WHAT YOU WILL DO :: Determine the number of lines where "description" occurs and reply with that number by itself.

Items from a data source
>>>

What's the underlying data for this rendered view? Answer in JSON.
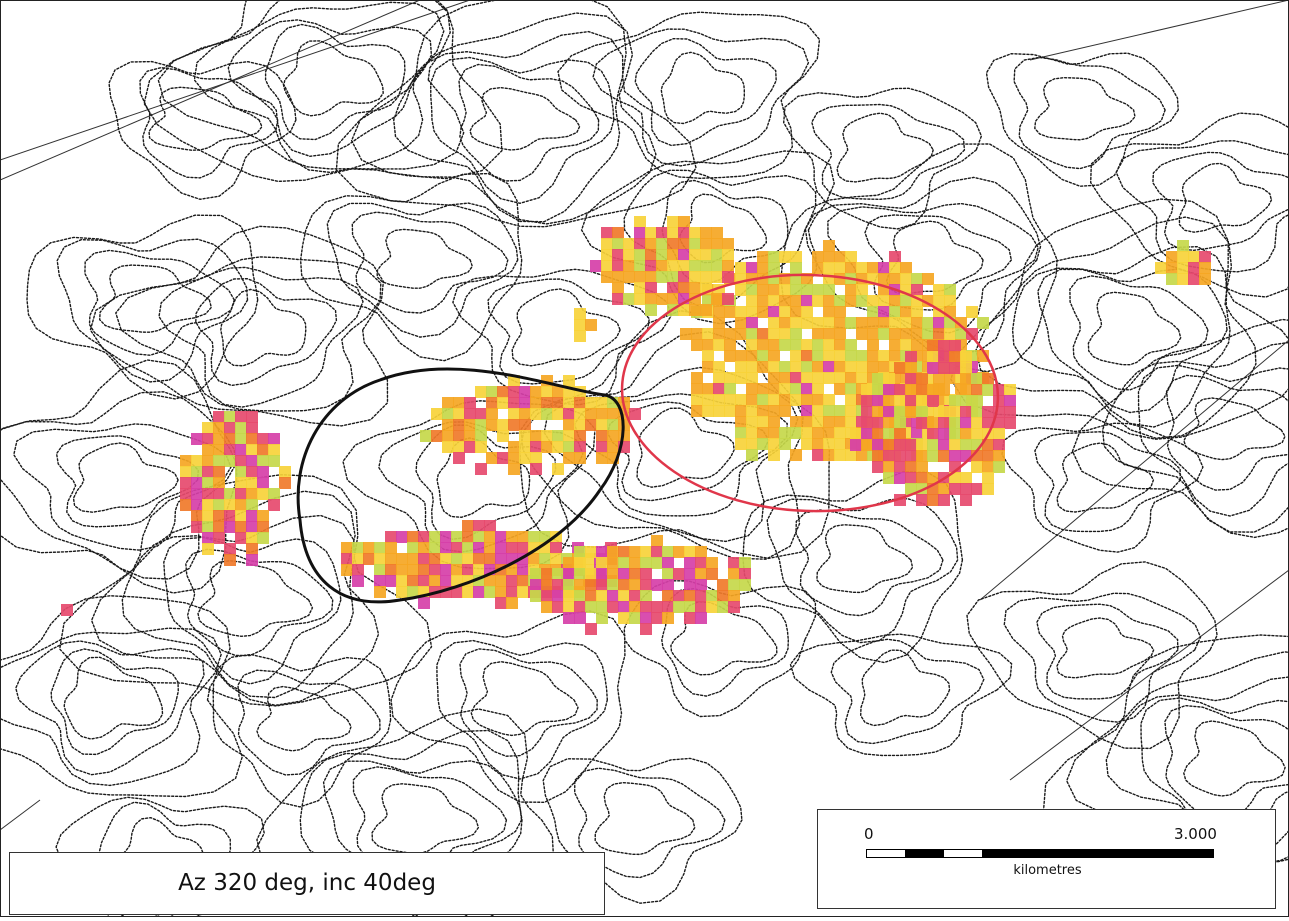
{
  "view_label": {
    "text": "Az 320 deg, inc 40deg"
  },
  "scale_bar": {
    "start": "0",
    "end": "3.000",
    "units": "kilometres"
  },
  "overlays": {
    "black_outline": {
      "color": "#111111",
      "description": "black outlined zone"
    },
    "red_outline": {
      "color": "#e0364a",
      "description": "red outlined zone"
    }
  },
  "anomaly_colors": [
    "#f7d23a",
    "#f5a623",
    "#f07a2a",
    "#e64a6e",
    "#d63fa8",
    "#c6d84a"
  ],
  "contour_color": "#1a1a1a"
}
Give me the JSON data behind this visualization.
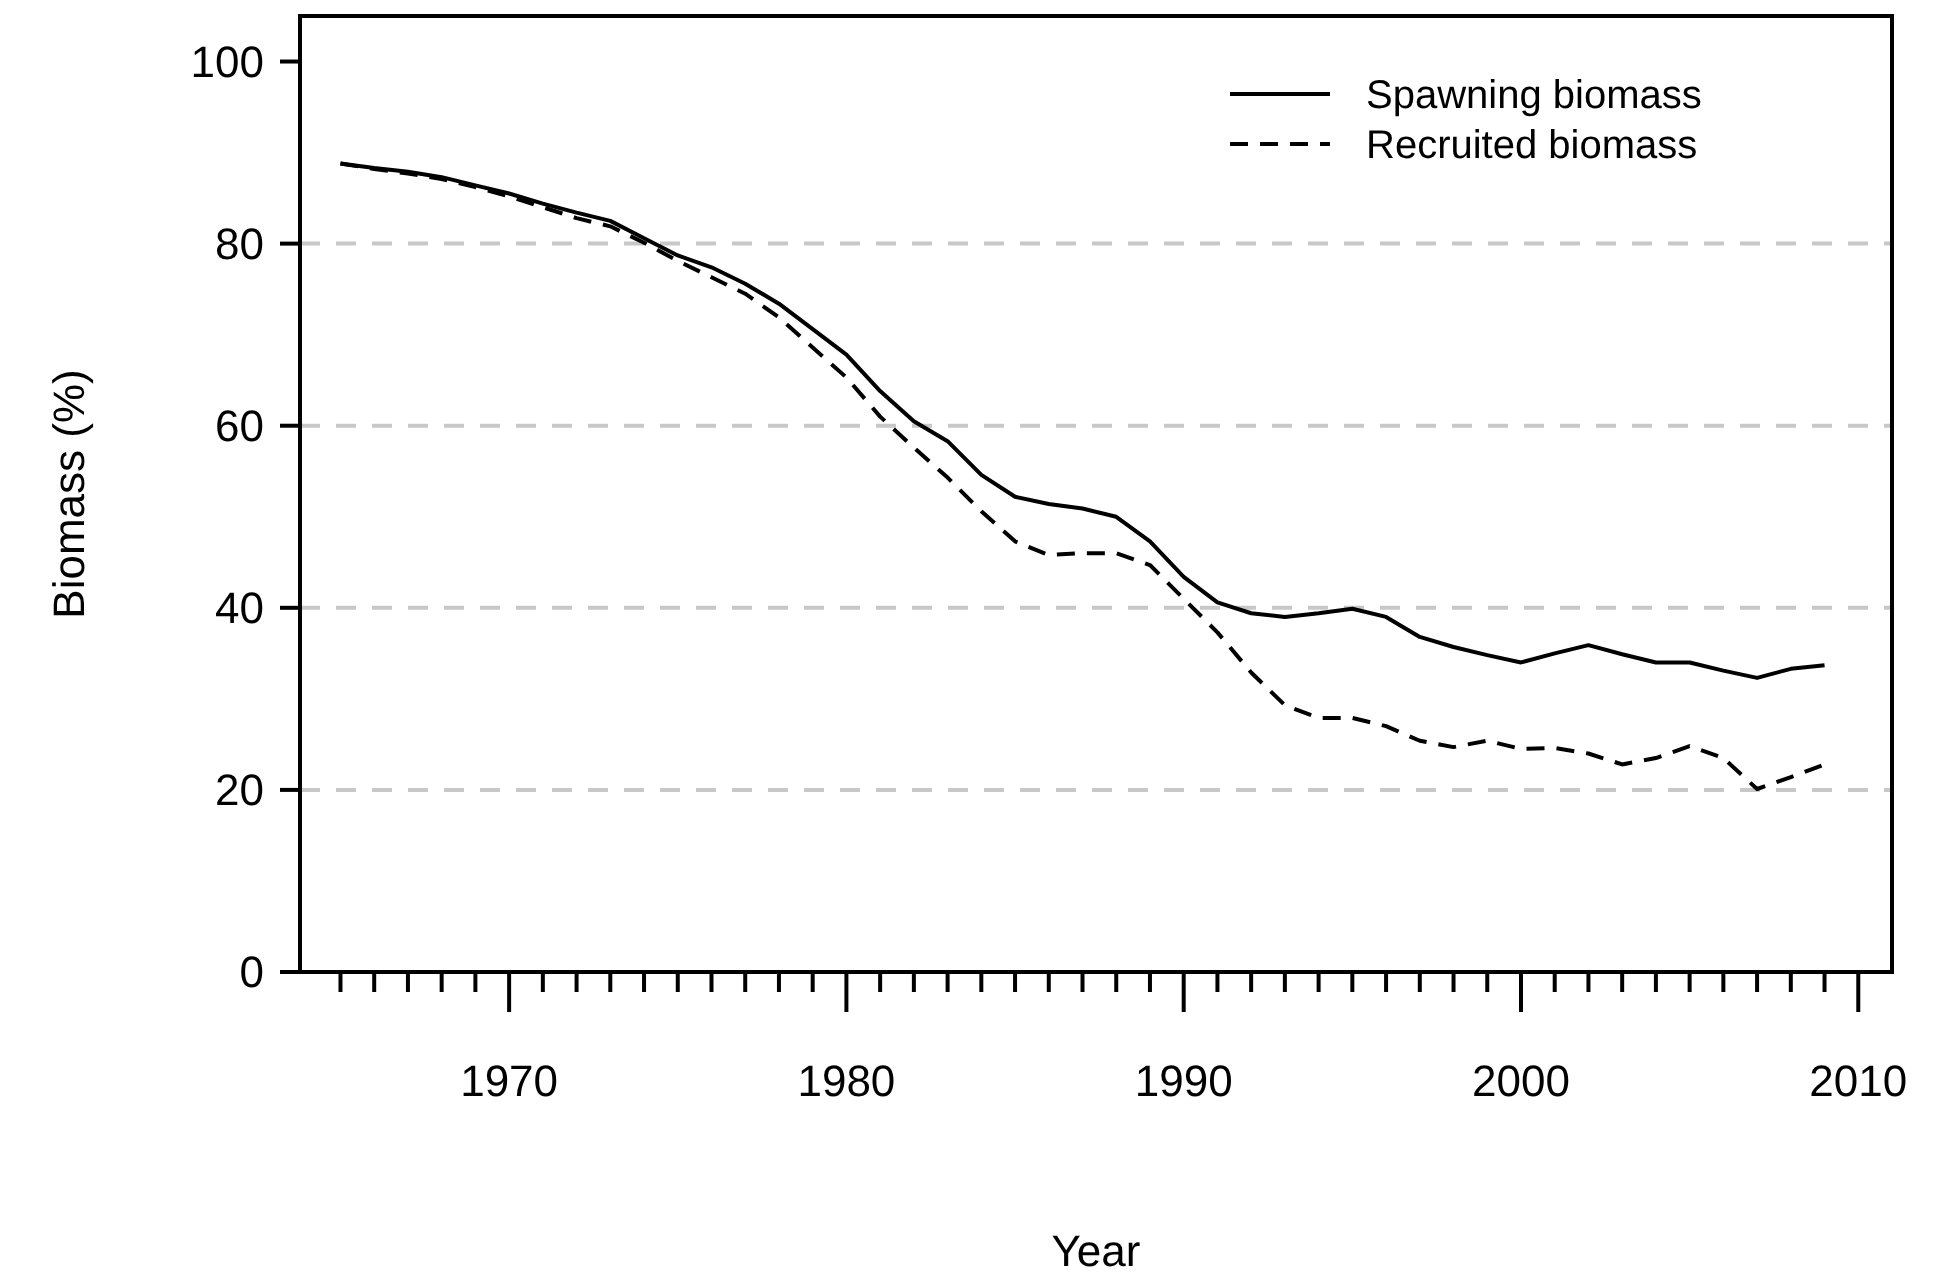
{
  "chart_data": {
    "type": "line",
    "xlabel": "Year",
    "ylabel": "Biomass (%)",
    "x": [
      1965,
      1966,
      1967,
      1968,
      1969,
      1970,
      1971,
      1972,
      1973,
      1974,
      1975,
      1976,
      1977,
      1978,
      1979,
      1980,
      1981,
      1982,
      1983,
      1984,
      1985,
      1986,
      1987,
      1988,
      1989,
      1990,
      1991,
      1992,
      1993,
      1994,
      1995,
      1996,
      1997,
      1998,
      1999,
      2000,
      2001,
      2002,
      2003,
      2004,
      2005,
      2006,
      2007,
      2008,
      2009
    ],
    "series": [
      {
        "name": "Spawning biomass",
        "color": "#000000",
        "line_style": "solid",
        "values": [
          88.8,
          88.3,
          87.9,
          87.3,
          86.4,
          85.5,
          84.4,
          83.4,
          82.5,
          80.6,
          78.7,
          77.4,
          75.6,
          73.4,
          70.6,
          67.8,
          63.8,
          60.5,
          58.3,
          54.6,
          52.2,
          51.4,
          50.9,
          50.0,
          47.3,
          43.4,
          40.6,
          39.4,
          39.0,
          39.4,
          39.9,
          39.0,
          36.8,
          35.7,
          34.8,
          34.0,
          35.0,
          35.9,
          34.9,
          34.0,
          34.0,
          33.1,
          32.3,
          33.3,
          33.7
        ]
      },
      {
        "name": "Recruited biomass",
        "color": "#000000",
        "line_style": "dashed",
        "values": [
          88.8,
          88.2,
          87.7,
          87.1,
          86.2,
          85.2,
          84.0,
          82.8,
          81.9,
          80.1,
          78.1,
          76.3,
          74.5,
          71.9,
          68.6,
          65.3,
          61.0,
          57.6,
          54.3,
          50.6,
          47.3,
          45.8,
          46.0,
          46.0,
          44.7,
          41.0,
          37.3,
          32.9,
          29.3,
          27.9,
          27.9,
          27.0,
          25.4,
          24.7,
          25.4,
          24.5,
          24.6,
          24.0,
          22.8,
          23.5,
          24.8,
          23.5,
          20.1,
          21.4,
          22.8
        ]
      }
    ],
    "xlim": [
      1963.8,
      2011
    ],
    "xticks": [
      {
        "value": 1965,
        "label": null
      },
      {
        "value": 1966,
        "label": null
      },
      {
        "value": 1967,
        "label": null
      },
      {
        "value": 1968,
        "label": null
      },
      {
        "value": 1969,
        "label": null
      },
      1970,
      {
        "value": 1971,
        "label": null
      },
      {
        "value": 1972,
        "label": null
      },
      {
        "value": 1973,
        "label": null
      },
      {
        "value": 1974,
        "label": null
      },
      {
        "value": 1975,
        "label": null
      },
      {
        "value": 1976,
        "label": null
      },
      {
        "value": 1977,
        "label": null
      },
      {
        "value": 1978,
        "label": null
      },
      {
        "value": 1979,
        "label": null
      },
      1980,
      {
        "value": 1981,
        "label": null
      },
      {
        "value": 1982,
        "label": null
      },
      {
        "value": 1983,
        "label": null
      },
      {
        "value": 1984,
        "label": null
      },
      {
        "value": 1985,
        "label": null
      },
      {
        "value": 1986,
        "label": null
      },
      {
        "value": 1987,
        "label": null
      },
      {
        "value": 1988,
        "label": null
      },
      {
        "value": 1989,
        "label": null
      },
      1990,
      {
        "value": 1991,
        "label": null
      },
      {
        "value": 1992,
        "label": null
      },
      {
        "value": 1993,
        "label": null
      },
      {
        "value": 1994,
        "label": null
      },
      {
        "value": 1995,
        "label": null
      },
      {
        "value": 1996,
        "label": null
      },
      {
        "value": 1997,
        "label": null
      },
      {
        "value": 1998,
        "label": null
      },
      {
        "value": 1999,
        "label": null
      },
      2000,
      {
        "value": 2001,
        "label": null
      },
      {
        "value": 2002,
        "label": null
      },
      {
        "value": 2003,
        "label": null
      },
      {
        "value": 2004,
        "label": null
      },
      {
        "value": 2005,
        "label": null
      },
      {
        "value": 2006,
        "label": null
      },
      {
        "value": 2007,
        "label": null
      },
      {
        "value": 2008,
        "label": null
      },
      {
        "value": 2009,
        "label": null
      },
      2010
    ],
    "ylim": [
      0,
      105
    ],
    "yticks": [
      0,
      20,
      40,
      60,
      80,
      100
    ],
    "grid": "y",
    "legend": "top right",
    "marker": "none"
  }
}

<<<

THE RESULT :: 2